» Text provided
"Now Listen to Me..."
Just some thoughts on current happenings:
There are 16 recommended films to watch on Turner Classic Movies in the U.S. this month:
Those who missed TCM's showing of Bonnie and Clyde last month will have another chance to see this watershed gangster saga, re-imagined as the mythical romantic exploits of an impossibly gorgeous but infamous couple in crime. A prior review here includes last month's special contribution from Bob DiMucci who informatively reports on some of the film's critical responses at the time of its release. Following that, are my personal recollections at the tender age of 12 upon seeing this radically-new expeditious approach to American cinematic storytelling. The Barrow Gang will strike on TCM Saturday, November 4 at 5pm PST.
“What did it matter where you lay once you were dead? In a dirty sump or in a marble tower on top of a high hill? You were dead, you were sleeping the big sleep, you were not bothered by things like that …” Thus, the title of Raymond Chandler’s first Philip Marlowe private detective novel is explained in his book, although absent in the two subsequent film translations of 1946’s The Big Sleep.
There was a pre-release version of the film made during WWII that was shown to some U.S. servicemen but was subsequently shelved because its studio, Warner Bros., wanted to rush a few of their war-themed films into theatres while the subject was still topical. One of these war pictures, Confidential Agent (1945), was heavily criticised for Lauren Bacall’s unconvincing performance. Fearing further critical backlash regarding Bacall in The Big Sleep, her agent Charles Feldman, along with producer Jack L. Warner, decided that re-shoots were necessary— ones that would capitalise on star Humphrey Bogart and Bacall’s previous film and real-life romantic chemistry— who sizzled in their first on screen pairing together, To Have and Have Not (1944). These lively scenes of sexual innuendo in The Big Sleep's theatrical version (contributed by an uncredited Julius Epstein of Casablanca fame) added caviar to the oyster, creating the ultimate cinematic aphrodisiac. The pair's enhanced romantic involvement (not present in Chandler's novel) also strengthened Marlowe's resolve to protect Bacall's character. The widely-released version even dropped some scenes to tighten the pace, one in particular that allowed a summarisation of “who killed whom”, helpful to those viewers diligently trying to follow The Big Sleep’s exhaustively complicated plot. Another significant change concerned actress Pat Clark (Mona Mars) from the pre-release version being replaced by Peggy Knudsen in the theatrical release due to Clark’s unavailability during re-shoots.

» Data supplied
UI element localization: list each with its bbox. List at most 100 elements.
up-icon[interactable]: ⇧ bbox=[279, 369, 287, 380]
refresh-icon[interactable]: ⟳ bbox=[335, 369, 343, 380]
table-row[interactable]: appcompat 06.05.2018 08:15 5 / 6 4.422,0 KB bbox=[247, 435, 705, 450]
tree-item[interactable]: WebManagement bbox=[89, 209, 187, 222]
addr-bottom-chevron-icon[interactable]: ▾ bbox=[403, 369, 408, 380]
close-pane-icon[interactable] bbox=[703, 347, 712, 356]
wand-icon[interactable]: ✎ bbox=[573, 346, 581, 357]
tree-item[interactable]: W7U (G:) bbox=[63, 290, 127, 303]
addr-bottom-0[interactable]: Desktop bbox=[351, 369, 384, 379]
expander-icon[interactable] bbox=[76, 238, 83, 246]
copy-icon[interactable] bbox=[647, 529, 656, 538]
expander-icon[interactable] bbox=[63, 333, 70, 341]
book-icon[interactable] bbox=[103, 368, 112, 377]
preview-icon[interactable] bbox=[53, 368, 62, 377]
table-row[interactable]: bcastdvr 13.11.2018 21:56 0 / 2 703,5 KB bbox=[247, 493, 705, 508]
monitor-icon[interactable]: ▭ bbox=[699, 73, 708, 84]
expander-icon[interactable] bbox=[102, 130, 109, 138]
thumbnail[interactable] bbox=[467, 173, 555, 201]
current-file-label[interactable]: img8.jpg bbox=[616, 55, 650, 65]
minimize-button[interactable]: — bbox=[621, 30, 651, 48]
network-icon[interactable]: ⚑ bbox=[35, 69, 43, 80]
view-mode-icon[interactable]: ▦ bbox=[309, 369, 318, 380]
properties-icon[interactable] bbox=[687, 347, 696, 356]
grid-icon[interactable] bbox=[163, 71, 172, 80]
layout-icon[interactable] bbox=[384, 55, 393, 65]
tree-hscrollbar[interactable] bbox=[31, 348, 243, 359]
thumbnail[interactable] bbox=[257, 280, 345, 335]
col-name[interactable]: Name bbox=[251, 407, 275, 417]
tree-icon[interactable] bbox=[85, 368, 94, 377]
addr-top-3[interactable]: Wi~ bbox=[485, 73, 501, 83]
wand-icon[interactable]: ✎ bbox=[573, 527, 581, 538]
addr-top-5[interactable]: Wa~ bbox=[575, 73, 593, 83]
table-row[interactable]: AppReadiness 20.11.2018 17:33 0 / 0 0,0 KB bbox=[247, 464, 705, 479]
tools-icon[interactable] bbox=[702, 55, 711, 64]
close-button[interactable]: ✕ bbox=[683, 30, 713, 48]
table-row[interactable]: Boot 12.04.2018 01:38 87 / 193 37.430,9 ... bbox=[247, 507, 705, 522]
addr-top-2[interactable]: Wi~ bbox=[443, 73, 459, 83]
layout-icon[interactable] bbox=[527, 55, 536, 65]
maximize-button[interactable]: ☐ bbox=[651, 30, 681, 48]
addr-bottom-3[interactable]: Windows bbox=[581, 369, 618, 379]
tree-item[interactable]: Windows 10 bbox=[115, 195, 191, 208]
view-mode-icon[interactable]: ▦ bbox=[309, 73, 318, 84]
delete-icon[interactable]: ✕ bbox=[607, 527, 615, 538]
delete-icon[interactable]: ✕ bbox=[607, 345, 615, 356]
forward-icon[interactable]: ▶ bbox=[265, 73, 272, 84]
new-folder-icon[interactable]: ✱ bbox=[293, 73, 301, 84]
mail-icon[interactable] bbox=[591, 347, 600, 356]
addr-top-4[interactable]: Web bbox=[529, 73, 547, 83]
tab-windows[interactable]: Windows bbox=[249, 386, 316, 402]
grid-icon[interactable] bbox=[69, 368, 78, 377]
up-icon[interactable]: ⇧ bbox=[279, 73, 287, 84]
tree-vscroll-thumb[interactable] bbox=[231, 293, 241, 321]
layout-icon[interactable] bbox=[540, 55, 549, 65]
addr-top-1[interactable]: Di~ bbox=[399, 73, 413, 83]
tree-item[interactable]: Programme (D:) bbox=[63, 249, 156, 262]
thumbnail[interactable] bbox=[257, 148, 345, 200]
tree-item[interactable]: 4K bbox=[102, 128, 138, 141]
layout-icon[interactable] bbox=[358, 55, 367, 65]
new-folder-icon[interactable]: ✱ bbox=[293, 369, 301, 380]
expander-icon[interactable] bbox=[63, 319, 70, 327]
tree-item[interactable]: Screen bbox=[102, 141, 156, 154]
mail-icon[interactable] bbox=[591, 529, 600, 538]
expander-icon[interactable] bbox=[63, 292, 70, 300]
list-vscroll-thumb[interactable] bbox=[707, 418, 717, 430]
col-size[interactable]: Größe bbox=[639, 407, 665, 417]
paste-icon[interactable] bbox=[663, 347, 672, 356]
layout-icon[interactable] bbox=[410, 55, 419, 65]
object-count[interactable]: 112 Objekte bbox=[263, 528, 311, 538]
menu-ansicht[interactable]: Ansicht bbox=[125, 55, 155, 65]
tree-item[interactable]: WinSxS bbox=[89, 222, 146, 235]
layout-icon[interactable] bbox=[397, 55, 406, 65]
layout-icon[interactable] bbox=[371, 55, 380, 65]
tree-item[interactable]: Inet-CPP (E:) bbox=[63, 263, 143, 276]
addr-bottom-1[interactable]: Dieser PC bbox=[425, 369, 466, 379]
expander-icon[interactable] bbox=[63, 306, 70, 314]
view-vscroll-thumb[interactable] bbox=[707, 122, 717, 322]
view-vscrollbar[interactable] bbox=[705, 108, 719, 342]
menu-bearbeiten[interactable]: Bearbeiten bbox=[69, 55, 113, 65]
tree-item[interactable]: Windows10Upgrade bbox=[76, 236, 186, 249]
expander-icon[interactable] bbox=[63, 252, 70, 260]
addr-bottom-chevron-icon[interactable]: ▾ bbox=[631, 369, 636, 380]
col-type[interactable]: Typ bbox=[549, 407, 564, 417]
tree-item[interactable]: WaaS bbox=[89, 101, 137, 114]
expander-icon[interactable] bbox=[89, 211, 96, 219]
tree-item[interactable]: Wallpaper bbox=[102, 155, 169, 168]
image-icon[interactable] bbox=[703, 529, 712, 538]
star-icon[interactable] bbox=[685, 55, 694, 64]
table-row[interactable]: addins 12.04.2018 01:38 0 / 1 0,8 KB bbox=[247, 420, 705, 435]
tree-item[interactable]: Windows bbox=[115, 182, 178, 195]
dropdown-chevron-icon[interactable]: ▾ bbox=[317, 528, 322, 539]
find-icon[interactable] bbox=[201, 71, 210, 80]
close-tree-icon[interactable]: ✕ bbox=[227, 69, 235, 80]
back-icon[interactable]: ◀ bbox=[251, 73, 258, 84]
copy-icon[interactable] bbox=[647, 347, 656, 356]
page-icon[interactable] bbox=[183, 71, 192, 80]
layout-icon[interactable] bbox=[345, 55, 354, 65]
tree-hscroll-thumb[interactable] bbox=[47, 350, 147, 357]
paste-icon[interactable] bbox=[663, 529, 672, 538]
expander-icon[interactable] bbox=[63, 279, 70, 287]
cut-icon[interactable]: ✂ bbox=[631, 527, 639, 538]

» Set task 1
Could you set down the passage from the TCM movie post, starting with "Just some thoughts" and going on through "at 5pm PST."?
» Set task 2
Can you carry the TCM movie post forward from its final sentence?

» Answer 1
Just some thoughts on current happenings:
There are 16 recommended films to watch on Turner Classic Movies in the U.S. this month:
Those who missed TCM's showing of Bonnie and Clyde last month will have another chance to see this watershed gangster saga, re-imagined as the mythical romantic exploits of an impossibly gorgeous but infamous couple in crime. A prior review here includes last month's special contribution from Bob DiMucci who informatively reports on some of the film's critical responses at the time of its release. Following that, are my personal recollections at the tender age of 12 upon seeing this radically-new expeditious approach to American cinematic storytelling. The Barrow Gang will strike on TCM Saturday, November 4 at 5pm PST.

» Answer 2
The Big Sleep’s chain of events are practically impossible to nail down due to the countless scores of characters, some of whom are never seen, unwitnessed activities, and speculations that are often made while other significant events and conflicts occur during our central character’s investigation. Marlowe (Humphrey Bogart adeptly personifying himself) is our guide through this labyrinth of blackmail, gambling debts, love triangles, organised crime, drugs, pornography, and murder. He may act like he’s on top of things, yet still appears to be surmising as to what’s really going down. This is due to the numerous characters being present when the most malicious acts he’s failed to personally witness are committed. If one cannot figure it all out, don’t worry, neither could the filmmakers nor even Raymond Chandler!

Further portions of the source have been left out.